-- START OF STORED ROWS --

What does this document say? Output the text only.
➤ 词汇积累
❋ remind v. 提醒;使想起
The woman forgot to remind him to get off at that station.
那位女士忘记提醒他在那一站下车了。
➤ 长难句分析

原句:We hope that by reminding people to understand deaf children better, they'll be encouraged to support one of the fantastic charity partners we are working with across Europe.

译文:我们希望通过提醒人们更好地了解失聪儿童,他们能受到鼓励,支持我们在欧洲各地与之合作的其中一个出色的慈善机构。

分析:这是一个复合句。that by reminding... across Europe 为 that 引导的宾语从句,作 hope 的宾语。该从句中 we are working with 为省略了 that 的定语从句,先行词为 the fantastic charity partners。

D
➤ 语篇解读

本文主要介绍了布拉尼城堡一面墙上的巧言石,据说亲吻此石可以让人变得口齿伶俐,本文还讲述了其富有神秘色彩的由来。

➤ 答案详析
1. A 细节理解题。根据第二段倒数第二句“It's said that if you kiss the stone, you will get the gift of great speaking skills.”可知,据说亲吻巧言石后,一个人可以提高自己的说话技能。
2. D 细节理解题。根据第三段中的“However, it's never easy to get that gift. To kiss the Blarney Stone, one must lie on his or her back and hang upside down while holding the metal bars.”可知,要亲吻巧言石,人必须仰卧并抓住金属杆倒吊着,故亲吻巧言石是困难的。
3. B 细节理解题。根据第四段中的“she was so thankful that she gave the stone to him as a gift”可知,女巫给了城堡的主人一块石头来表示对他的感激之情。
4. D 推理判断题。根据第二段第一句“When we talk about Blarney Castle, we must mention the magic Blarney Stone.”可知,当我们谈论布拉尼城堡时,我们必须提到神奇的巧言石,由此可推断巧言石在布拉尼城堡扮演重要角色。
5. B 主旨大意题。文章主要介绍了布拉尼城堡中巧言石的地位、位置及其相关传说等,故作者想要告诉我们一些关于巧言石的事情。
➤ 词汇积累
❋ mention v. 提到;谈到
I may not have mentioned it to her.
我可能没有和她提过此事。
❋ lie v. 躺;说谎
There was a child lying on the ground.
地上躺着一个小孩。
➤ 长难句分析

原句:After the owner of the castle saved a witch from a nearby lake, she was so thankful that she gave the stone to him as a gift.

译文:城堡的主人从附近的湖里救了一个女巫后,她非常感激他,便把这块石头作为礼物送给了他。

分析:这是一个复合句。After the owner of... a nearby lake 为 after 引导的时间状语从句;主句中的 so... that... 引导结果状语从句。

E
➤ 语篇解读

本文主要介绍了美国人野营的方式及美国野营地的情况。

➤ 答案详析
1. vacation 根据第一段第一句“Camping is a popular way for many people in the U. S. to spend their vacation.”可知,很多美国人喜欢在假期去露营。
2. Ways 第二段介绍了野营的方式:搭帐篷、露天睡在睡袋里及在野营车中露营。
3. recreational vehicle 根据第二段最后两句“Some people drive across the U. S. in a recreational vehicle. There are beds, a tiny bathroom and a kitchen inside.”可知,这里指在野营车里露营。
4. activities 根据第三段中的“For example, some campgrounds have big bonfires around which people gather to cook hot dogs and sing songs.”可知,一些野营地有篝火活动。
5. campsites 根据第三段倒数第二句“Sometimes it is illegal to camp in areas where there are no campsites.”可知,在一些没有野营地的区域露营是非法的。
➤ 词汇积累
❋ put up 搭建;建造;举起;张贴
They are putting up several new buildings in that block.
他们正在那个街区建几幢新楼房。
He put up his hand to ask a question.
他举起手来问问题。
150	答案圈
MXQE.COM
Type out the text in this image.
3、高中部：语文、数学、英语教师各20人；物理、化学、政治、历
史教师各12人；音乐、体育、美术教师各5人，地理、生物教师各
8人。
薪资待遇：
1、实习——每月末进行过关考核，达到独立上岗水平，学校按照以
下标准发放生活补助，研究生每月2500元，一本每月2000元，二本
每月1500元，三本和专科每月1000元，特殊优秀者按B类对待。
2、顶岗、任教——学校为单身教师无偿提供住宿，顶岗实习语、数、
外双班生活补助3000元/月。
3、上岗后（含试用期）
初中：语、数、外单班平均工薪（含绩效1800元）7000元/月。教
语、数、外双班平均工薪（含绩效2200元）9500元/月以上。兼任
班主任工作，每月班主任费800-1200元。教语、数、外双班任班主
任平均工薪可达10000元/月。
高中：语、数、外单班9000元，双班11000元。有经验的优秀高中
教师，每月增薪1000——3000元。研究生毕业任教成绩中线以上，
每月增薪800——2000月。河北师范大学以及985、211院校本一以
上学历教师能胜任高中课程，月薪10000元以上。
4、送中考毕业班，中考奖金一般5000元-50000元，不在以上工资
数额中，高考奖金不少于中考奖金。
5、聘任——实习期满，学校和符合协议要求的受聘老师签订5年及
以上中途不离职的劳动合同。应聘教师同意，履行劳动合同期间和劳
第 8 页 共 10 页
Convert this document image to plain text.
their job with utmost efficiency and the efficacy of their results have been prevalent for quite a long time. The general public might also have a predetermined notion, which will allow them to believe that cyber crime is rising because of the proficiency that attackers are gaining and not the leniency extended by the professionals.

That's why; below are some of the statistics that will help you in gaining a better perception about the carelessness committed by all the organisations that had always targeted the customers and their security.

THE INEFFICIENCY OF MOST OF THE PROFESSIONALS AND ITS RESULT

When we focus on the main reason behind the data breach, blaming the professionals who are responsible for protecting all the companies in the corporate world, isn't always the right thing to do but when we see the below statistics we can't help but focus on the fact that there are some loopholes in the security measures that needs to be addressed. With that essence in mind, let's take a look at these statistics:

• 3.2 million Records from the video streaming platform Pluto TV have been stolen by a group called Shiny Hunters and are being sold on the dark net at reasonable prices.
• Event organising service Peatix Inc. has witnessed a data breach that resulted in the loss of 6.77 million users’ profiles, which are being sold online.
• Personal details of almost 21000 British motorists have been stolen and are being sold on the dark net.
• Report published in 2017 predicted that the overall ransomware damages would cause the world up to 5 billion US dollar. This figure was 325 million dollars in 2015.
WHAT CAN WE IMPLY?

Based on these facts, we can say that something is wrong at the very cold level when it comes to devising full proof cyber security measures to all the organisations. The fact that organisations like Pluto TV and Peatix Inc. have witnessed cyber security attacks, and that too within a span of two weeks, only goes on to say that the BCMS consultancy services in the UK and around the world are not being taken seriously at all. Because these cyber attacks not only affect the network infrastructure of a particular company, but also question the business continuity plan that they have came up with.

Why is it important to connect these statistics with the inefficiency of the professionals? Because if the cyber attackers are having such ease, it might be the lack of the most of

-- END OF STORED ROWS --

▸ GIVEN EXERCISE:
Retype all of the material, keeping each line exact.

▸ ANSWER TO THIS PROBLEM:
What does this document say? Output the text only.
➤ 词汇积累
❋ remind v. 提醒;使想起
The woman forgot to remind him to get off at that station.
那位女士忘记提醒他在那一站下车了。
➤ 长难句分析

原句:We hope that by reminding people to understand deaf children better, they'll be encouraged to support one of the fantastic charity partners we are working with across Europe.

译文:我们希望通过提醒人们更好地了解失聪儿童,他们能受到鼓励,支持我们在欧洲各地与之合作的其中一个出色的慈善机构。

分析:这是一个复合句。that by reminding... across Europe 为 that 引导的宾语从句,作 hope 的宾语。该从句中 we are working with 为省略了 that 的定语从句,先行词为 the fantastic charity partners。

D
➤ 语篇解读

本文主要介绍了布拉尼城堡一面墙上的巧言石,据说亲吻此石可以让人变得口齿伶俐,本文还讲述了其富有神秘色彩的由来。

➤ 答案详析
1. A 细节理解题。根据第二段倒数第二句“It's said that if you kiss the stone, you will get the gift of great speaking skills.”可知,据说亲吻巧言石后,一个人可以提高自己的说话技能。
2. D 细节理解题。根据第三段中的“However, it's never easy to get that gift. To kiss the Blarney Stone, one must lie on his or her back and hang upside down while holding the metal bars.”可知,要亲吻巧言石,人必须仰卧并抓住金属杆倒吊着,故亲吻巧言石是困难的。
3. B 细节理解题。根据第四段中的“she was so thankful that she gave the stone to him as a gift”可知,女巫给了城堡的主人一块石头来表示对他的感激之情。
4. D 推理判断题。根据第二段第一句“When we talk about Blarney Castle, we must mention the magic Blarney Stone.”可知,当我们谈论布拉尼城堡时,我们必须提到神奇的巧言石,由此可推断巧言石在布拉尼城堡扮演重要角色。
5. B 主旨大意题。文章主要介绍了布拉尼城堡中巧言石的地位、位置及其相关传说等,故作者想要告诉我们一些关于巧言石的事情。
➤ 词汇积累
❋ mention v. 提到;谈到
I may not have mentioned it to her.
我可能没有和她提过此事。
❋ lie v. 躺;说谎
There was a child lying on the ground.
地上躺着一个小孩。
➤ 长难句分析

原句:After the owner of the castle saved a witch from a nearby lake, she was so thankful that she gave the stone to him as a gift.

译文:城堡的主人从附近的湖里救了一个女巫后,她非常感激他,便把这块石头作为礼物送给了他。

分析:这是一个复合句。After the owner of... a nearby lake 为 after 引导的时间状语从句;主句中的 so... that... 引导结果状语从句。

E
➤ 语篇解读

本文主要介绍了美国人野营的方式及美国野营地的情况。

➤ 答案详析
1. vacation 根据第一段第一句“Camping is a popular way for many people in the U. S. to spend their vacation.”可知,很多美国人喜欢在假期去露营。
2. Ways 第二段介绍了野营的方式:搭帐篷、露天睡在睡袋里及在野营车中露营。
3. recreational vehicle 根据第二段最后两句“Some people drive across the U. S. in a recreational vehicle. There are beds, a tiny bathroom and a kitchen inside.”可知,这里指在野营车里露营。
4. activities 根据第三段中的“For example, some campgrounds have big bonfires around which people gather to cook hot dogs and sing songs.”可知,一些野营地有篝火活动。
5. campsites 根据第三段倒数第二句“Sometimes it is illegal to camp in areas where there are no campsites.”可知,在一些没有野营地的区域露营是非法的。
➤ 词汇积累
❋ put up 搭建;建造;举起;张贴
They are putting up several new buildings in that block.
他们正在那个街区建几幢新楼房。
He put up his hand to ask a question.
他举起手来问问题。
150	答案圈
MXQE.COM
Type out the text in this image.
3、高中部：语文、数学、英语教师各20人；物理、化学、政治、历
史教师各12人；音乐、体育、美术教师各5人，地理、生物教师各
8人。
薪资待遇：
1、实习——每月末进行过关考核，达到独立上岗水平，学校按照以
下标准发放生活补助，研究生每月2500元，一本每月2000元，二本
每月1500元，三本和专科每月1000元，特殊优秀者按B类对待。
2、顶岗、任教——学校为单身教师无偿提供住宿，顶岗实习语、数、
外双班生活补助3000元/月。
3、上岗后（含试用期）
初中：语、数、外单班平均工薪（含绩效1800元）7000元/月。教
语、数、外双班平均工薪（含绩效2200元）9500元/月以上。兼任
班主任工作，每月班主任费800-1200元。教语、数、外双班任班主
任平均工薪可达10000元/月。
高中：语、数、外单班9000元，双班11000元。有经验的优秀高中
教师，每月增薪1000——3000元。研究生毕业任教成绩中线以上，
每月增薪800——2000月。河北师范大学以及985、211院校本一以
上学历教师能胜任高中课程，月薪10000元以上。
4、送中考毕业班，中考奖金一般5000元-50000元，不在以上工资
数额中，高考奖金不少于中考奖金。
5、聘任——实习期满，学校和符合协议要求的受聘老师签订5年及
以上中途不离职的劳动合同。应聘教师同意，履行劳动合同期间和劳
第 8 页 共 10 页
Convert this document image to plain text.
their job with utmost efficiency and the efficacy of their results have been prevalent for quite a long time. The general public might also have a predetermined notion, which will allow them to believe that cyber crime is rising because of the proficiency that attackers are gaining and not the leniency extended by the professionals.

That's why; below are some of the statistics that will help you in gaining a better perception about the carelessness committed by all the organisations that had always targeted the customers and their security.

THE INEFFICIENCY OF MOST OF THE PROFESSIONALS AND ITS RESULT

When we focus on the main reason behind the data breach, blaming the professionals who are responsible for protecting all the companies in the corporate world, isn't always the right thing to do but when we see the below statistics we can't help but focus on the fact that there are some loopholes in the security measures that needs to be addressed. With that essence in mind, let's take a look at these statistics:

• 3.2 million Records from the video streaming platform Pluto TV have been stolen by a group called Shiny Hunters and are being sold on the dark net at reasonable prices.
• Event organising service Peatix Inc. has witnessed a data breach that resulted in the loss of 6.77 million users’ profiles, which are being sold online.
• Personal details of almost 21000 British motorists have been stolen and are being sold on the dark net.
• Report published in 2017 predicted that the overall ransomware damages would cause the world up to 5 billion US dollar. This figure was 325 million dollars in 2015.
WHAT CAN WE IMPLY?

Based on these facts, we can say that something is wrong at the very cold level when it comes to devising full proof cyber security measures to all the organisations. The fact that organisations like Pluto TV and Peatix Inc. have witnessed cyber security attacks, and that too within a span of two weeks, only goes on to say that the BCMS consultancy services in the UK and around the world are not being taken seriously at all. Because these cyber attacks not only affect the network infrastructure of a particular company, but also question the business continuity plan that they have came up with.

Why is it important to connect these statistics with the inefficiency of the professionals? Because if the cyber attackers are having such ease, it might be the lack of the most of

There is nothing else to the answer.